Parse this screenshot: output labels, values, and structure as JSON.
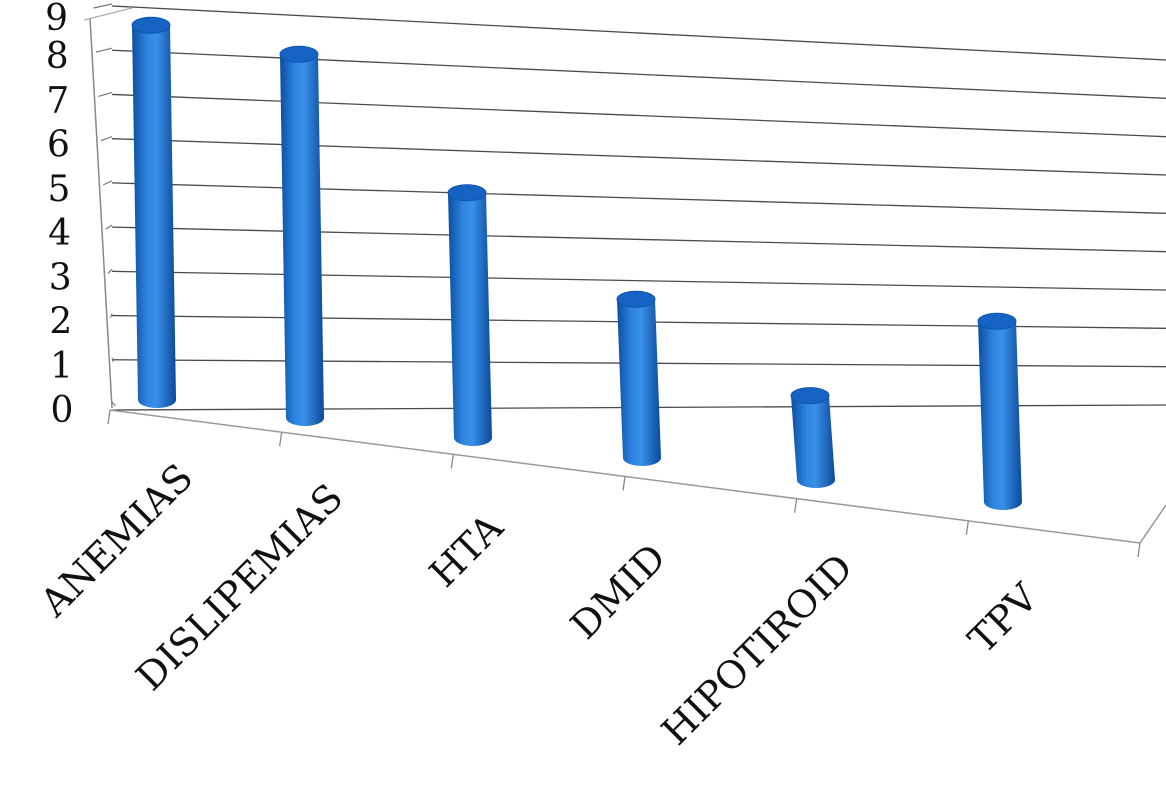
{
  "chart_data": {
    "type": "bar",
    "title": "",
    "xlabel": "",
    "ylabel": "",
    "categories": [
      "ANEMIAS",
      "DISLIPEMIAS",
      "HTA",
      "DMID",
      "HIPOTIROID",
      "TPV"
    ],
    "values": [
      9,
      9,
      6,
      4,
      2,
      4
    ],
    "ylim": [
      0,
      9
    ],
    "yticks": [
      "0",
      "1",
      "2",
      "3",
      "4",
      "5",
      "6",
      "7",
      "8",
      "9"
    ],
    "grid": true,
    "legend": "none",
    "style": "3d-cylinder",
    "colors": {
      "bar": "#1f6fd0",
      "bar_dark": "#0a4ea6",
      "bar_light": "#4d9be8",
      "gridline": "#333333"
    }
  }
}
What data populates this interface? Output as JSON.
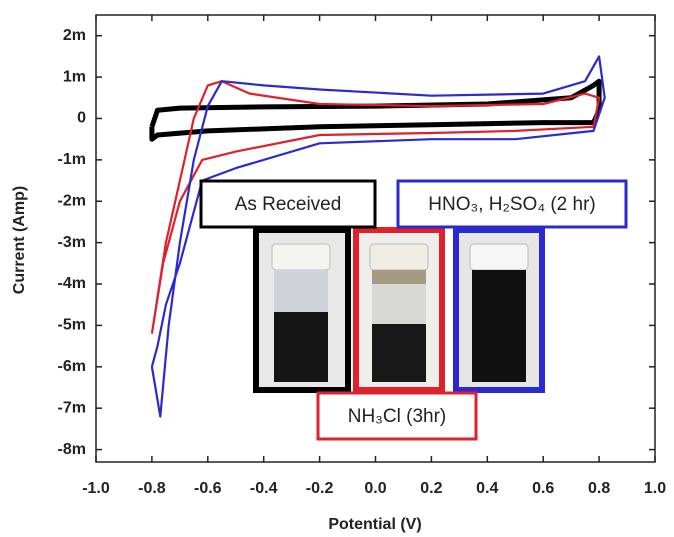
{
  "chart_data": {
    "type": "line",
    "x_label": "Potential (V)",
    "y_label": "Current (Amp)",
    "xlim": [
      -1,
      1
    ],
    "ylim": [
      -0.0083,
      0.0025
    ],
    "xticks": [
      {
        "value": -1,
        "label": "-1.0"
      },
      -0.8,
      -0.6,
      -0.4,
      -0.2,
      {
        "value": 0,
        "label": "0.0"
      },
      0.2,
      0.4,
      0.6,
      0.8,
      {
        "value": 1,
        "label": "1.0"
      }
    ],
    "yticks": [
      {
        "value": 0.002,
        "label": "2m"
      },
      {
        "value": 0.001,
        "label": "1m"
      },
      0,
      {
        "value": -0.001,
        "label": "-1m"
      },
      {
        "value": -0.002,
        "label": "-2m"
      },
      {
        "value": -0.003,
        "label": "-3m"
      },
      {
        "value": -0.004,
        "label": "-4m"
      },
      {
        "value": -0.005,
        "label": "-5m"
      },
      {
        "value": -0.006,
        "label": "-6m"
      },
      {
        "value": -0.007,
        "label": "-7m"
      },
      {
        "value": -0.008,
        "label": "-8m"
      }
    ],
    "series": [
      {
        "name": "As Received",
        "color": "#000000",
        "x": [
          -0.8,
          -0.78,
          -0.7,
          -0.4,
          0,
          0.4,
          0.7,
          0.78,
          0.8,
          0.8,
          0.78,
          0.6,
          0.2,
          -0.2,
          -0.6,
          -0.78,
          -0.8,
          -0.8
        ],
        "values": [
          -0.0002,
          0.0002,
          0.00025,
          0.00028,
          0.0003,
          0.00035,
          0.0005,
          0.0008,
          0.0009,
          0.0002,
          -0.0001,
          -0.0001,
          -0.00015,
          -0.0002,
          -0.0003,
          -0.0004,
          -0.0005,
          -0.0002
        ]
      },
      {
        "name": "NH₃Cl (3hr)",
        "color": "#e0202a",
        "x": [
          -0.8,
          -0.75,
          -0.7,
          -0.65,
          -0.6,
          -0.55,
          -0.45,
          -0.2,
          0.2,
          0.6,
          0.75,
          0.8,
          0.78,
          0.5,
          0.2,
          -0.2,
          -0.5,
          -0.62,
          -0.7,
          -0.76,
          -0.8
        ],
        "values": [
          -0.0052,
          -0.003,
          -0.0015,
          0,
          0.0008,
          0.0009,
          0.0006,
          0.00035,
          0.0003,
          0.00035,
          0.0006,
          0.0005,
          -0.0002,
          -0.0003,
          -0.00035,
          -0.0004,
          -0.0008,
          -0.001,
          -0.002,
          -0.0035,
          -0.0052
        ]
      },
      {
        "name": "HNO₃, H₂SO₄ (2 hr)",
        "color": "#2a2ad0",
        "x": [
          -0.8,
          -0.77,
          -0.74,
          -0.7,
          -0.65,
          -0.6,
          -0.55,
          -0.4,
          -0.2,
          0.2,
          0.6,
          0.75,
          0.8,
          0.82,
          0.78,
          0.5,
          0.2,
          -0.2,
          -0.5,
          -0.62,
          -0.7,
          -0.75,
          -0.78,
          -0.8
        ],
        "values": [
          -0.006,
          -0.0072,
          -0.005,
          -0.003,
          -0.001,
          0.0003,
          0.0009,
          0.0008,
          0.0007,
          0.00055,
          0.0006,
          0.0009,
          0.0015,
          0.0005,
          -0.0003,
          -0.0005,
          -0.0005,
          -0.0006,
          -0.0012,
          -0.0015,
          -0.0035,
          -0.0045,
          -0.0055,
          -0.006
        ]
      }
    ]
  }
}
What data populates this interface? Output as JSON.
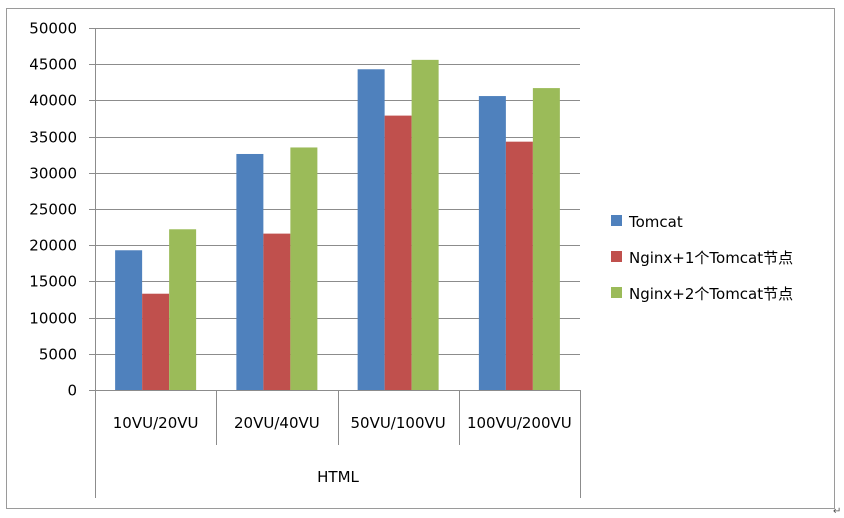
{
  "chart_data": {
    "type": "bar",
    "title": "",
    "xlabel": "",
    "ylabel": "",
    "group_label": "HTML",
    "categories": [
      "10VU/20VU",
      "20VU/40VU",
      "50VU/100VU",
      "100VU/200VU"
    ],
    "series": [
      {
        "name": "Tomcat",
        "color": "#4F81BD",
        "values": [
          19300,
          32600,
          44300,
          40600
        ]
      },
      {
        "name": "Nginx+1个Tomcat节点",
        "color": "#C0504D",
        "values": [
          13300,
          21600,
          37900,
          34300
        ]
      },
      {
        "name": "Nginx+2个Tomcat节点",
        "color": "#9BBB59",
        "values": [
          22200,
          33500,
          45600,
          41700
        ]
      }
    ],
    "ylim": [
      0,
      50000
    ],
    "yticks": [
      0,
      5000,
      10000,
      15000,
      20000,
      25000,
      30000,
      35000,
      40000,
      45000,
      50000
    ],
    "grid": true,
    "legend_position": "right"
  },
  "colors": {
    "gridline": "#8c8c8c",
    "axis": "#8c8c8c",
    "border": "#9a9a9a",
    "text": "#000000"
  },
  "page_marker": "↵"
}
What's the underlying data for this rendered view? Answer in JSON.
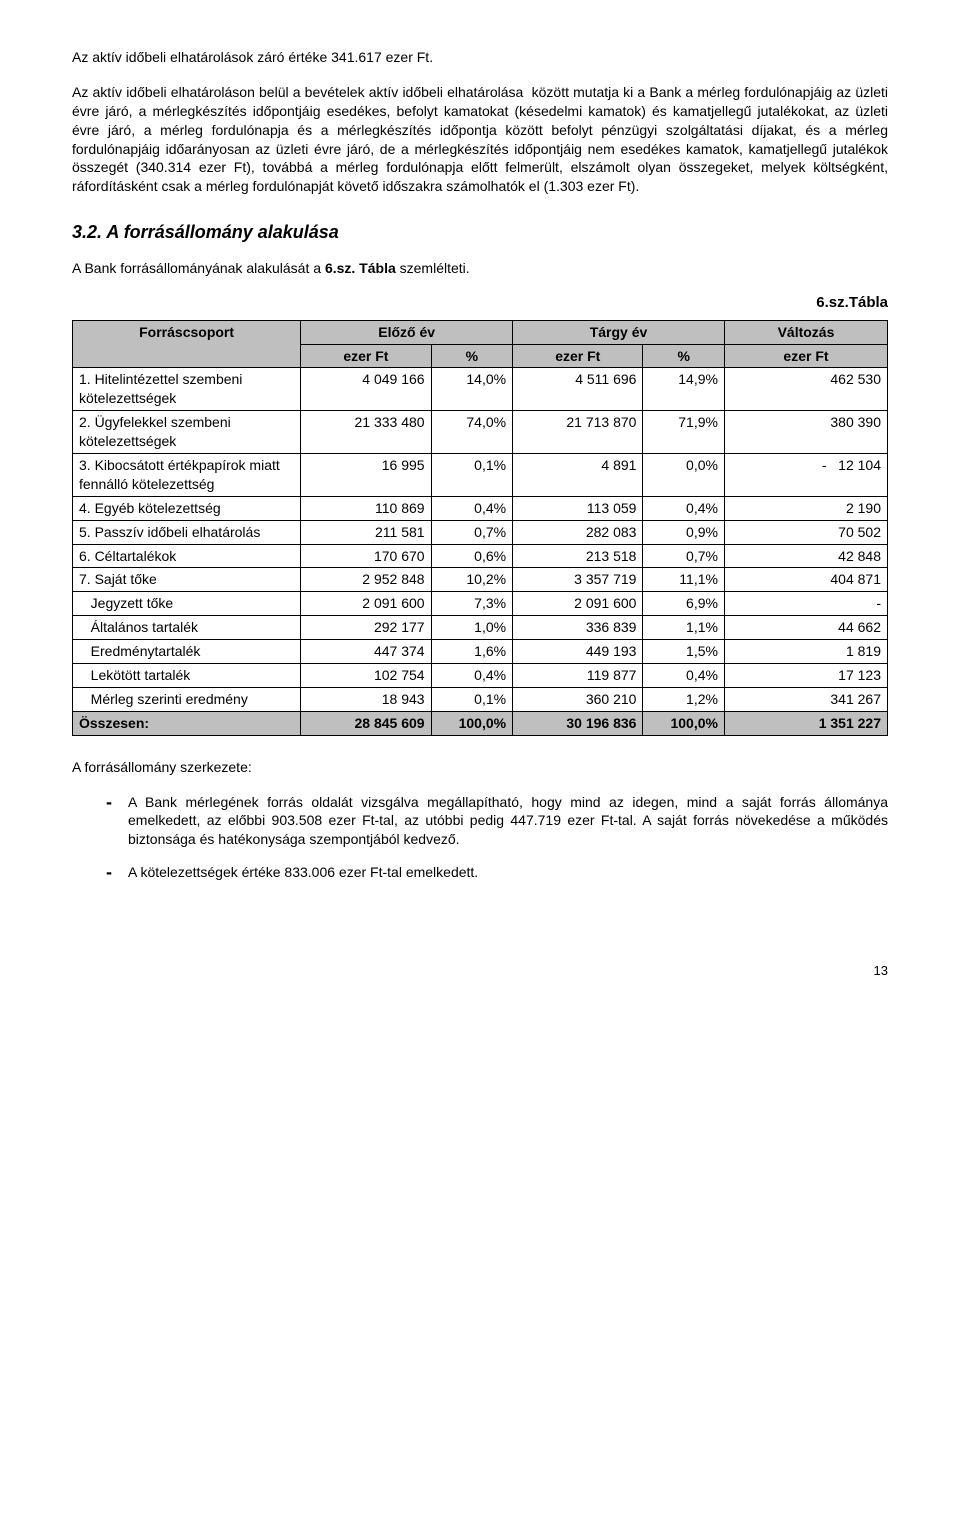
{
  "p1": "Az aktív időbeli elhatárolások záró értéke 341.617 ezer Ft.",
  "p2": "Az aktív időbeli elhatároláson belül a bevételek aktív időbeli elhatárolása  között mutatja ki a Bank a mérleg fordulónapjáig az üzleti évre járó, a mérlegkészítés időpontjáig esedékes, befolyt kamatokat (késedelmi kamatok) és kamatjellegű jutalékokat, az üzleti évre járó, a mérleg fordulónapja és a mérlegkészítés időpontja között befolyt pénzügyi szolgáltatási díjakat, és a mérleg fordulónapjáig időarányosan az üzleti évre járó, de a mérlegkészítés időpontjáig nem esedékes kamatok, kamatjellegű jutalékok összegét (340.314 ezer Ft), továbbá a mérleg fordulónapja előtt felmerült, elszámolt olyan összegeket, melyek költségként, ráfordításként csak a mérleg fordulónapját követő időszakra számolhatók el (1.303 ezer Ft).",
  "h3": "3.2. A forrásállomány alakulása",
  "p3_pre": "A Bank forrásállományának alakulását a ",
  "p3_bold": "6.sz. Tábla",
  "p3_post": " szemlélteti.",
  "table_label": "6.sz.Tábla",
  "thead": {
    "c0": "Forráscsoport",
    "c1a": "Előző év",
    "c1b": "ezer Ft",
    "c1c": "%",
    "c2a": "Tárgy év",
    "c2b": "ezer Ft",
    "c2c": "%",
    "c3a": "Változás",
    "c3b": "ezer Ft"
  },
  "rows": [
    {
      "label": "1. Hitelintézettel szembeni kötelezettségek",
      "prev_ft": "4 049 166",
      "prev_pct": "14,0%",
      "cur_ft": "4 511 696",
      "cur_pct": "14,9%",
      "chg": "462 530"
    },
    {
      "label": "2. Ügyfelekkel szembeni kötelezettségek",
      "prev_ft": "21 333 480",
      "prev_pct": "74,0%",
      "cur_ft": "21 713 870",
      "cur_pct": "71,9%",
      "chg": "380 390"
    },
    {
      "label": "3. Kibocsátott értékpapírok miatt fennálló kötelezettség",
      "prev_ft": "16 995",
      "prev_pct": "0,1%",
      "cur_ft": "4 891",
      "cur_pct": "0,0%",
      "chg": "-   12 104"
    },
    {
      "label": "4. Egyéb kötelezettség",
      "prev_ft": "110 869",
      "prev_pct": "0,4%",
      "cur_ft": "113 059",
      "cur_pct": "0,4%",
      "chg": "2 190"
    },
    {
      "label": "5. Passzív időbeli elhatárolás",
      "prev_ft": "211 581",
      "prev_pct": "0,7%",
      "cur_ft": "282 083",
      "cur_pct": "0,9%",
      "chg": "70 502"
    },
    {
      "label": "6. Céltartalékok",
      "prev_ft": "170 670",
      "prev_pct": "0,6%",
      "cur_ft": "213 518",
      "cur_pct": "0,7%",
      "chg": "42 848"
    },
    {
      "label": "7. Saját tőke",
      "prev_ft": "2 952 848",
      "prev_pct": "10,2%",
      "cur_ft": "3 357 719",
      "cur_pct": "11,1%",
      "chg": "404 871"
    },
    {
      "label": "   Jegyzett tőke",
      "prev_ft": "2 091 600",
      "prev_pct": "7,3%",
      "cur_ft": "2 091 600",
      "cur_pct": "6,9%",
      "chg": "-"
    },
    {
      "label": "   Általános tartalék",
      "prev_ft": "292 177",
      "prev_pct": "1,0%",
      "cur_ft": "336 839",
      "cur_pct": "1,1%",
      "chg": "44 662"
    },
    {
      "label": "   Eredménytartalék",
      "prev_ft": "447 374",
      "prev_pct": "1,6%",
      "cur_ft": "449 193",
      "cur_pct": "1,5%",
      "chg": "1 819"
    },
    {
      "label": "   Lekötött tartalék",
      "prev_ft": "102 754",
      "prev_pct": "0,4%",
      "cur_ft": "119 877",
      "cur_pct": "0,4%",
      "chg": "17 123"
    },
    {
      "label": "   Mérleg szerinti eredmény",
      "prev_ft": "18 943",
      "prev_pct": "0,1%",
      "cur_ft": "360 210",
      "cur_pct": "1,2%",
      "chg": "341 267"
    }
  ],
  "totals": {
    "label": "Összesen:",
    "prev_ft": "28 845 609",
    "prev_pct": "100,0%",
    "cur_ft": "30 196 836",
    "cur_pct": "100,0%",
    "chg": "1 351 227"
  },
  "p4": "A forrásállomány szerkezete:",
  "bullets": [
    "A Bank mérlegének forrás oldalát vizsgálva megállapítható, hogy mind az idegen, mind a saját forrás állománya emelkedett, az előbbi 903.508 ezer Ft-tal, az utóbbi pedig 447.719 ezer Ft-tal. A saját forrás növekedése a működés biztonsága és hatékonysága szempontjából kedvező.",
    "A kötelezettségek értéke 833.006 ezer Ft-tal emelkedett."
  ],
  "page": "13"
}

__________

— WRITTEN EXERCISE —
Pull out and copy each line containing the string "kötelezettségek".

— RESULT OF THIS EXERCISE —
      "label": "1. Hitelintézettel szembeni kötelezettségek",
      "label": "2. Ügyfelekkel szembeni kötelezettségek",
    "A kötelezettségek értéke 833.006 ezer Ft-tal emelkedett."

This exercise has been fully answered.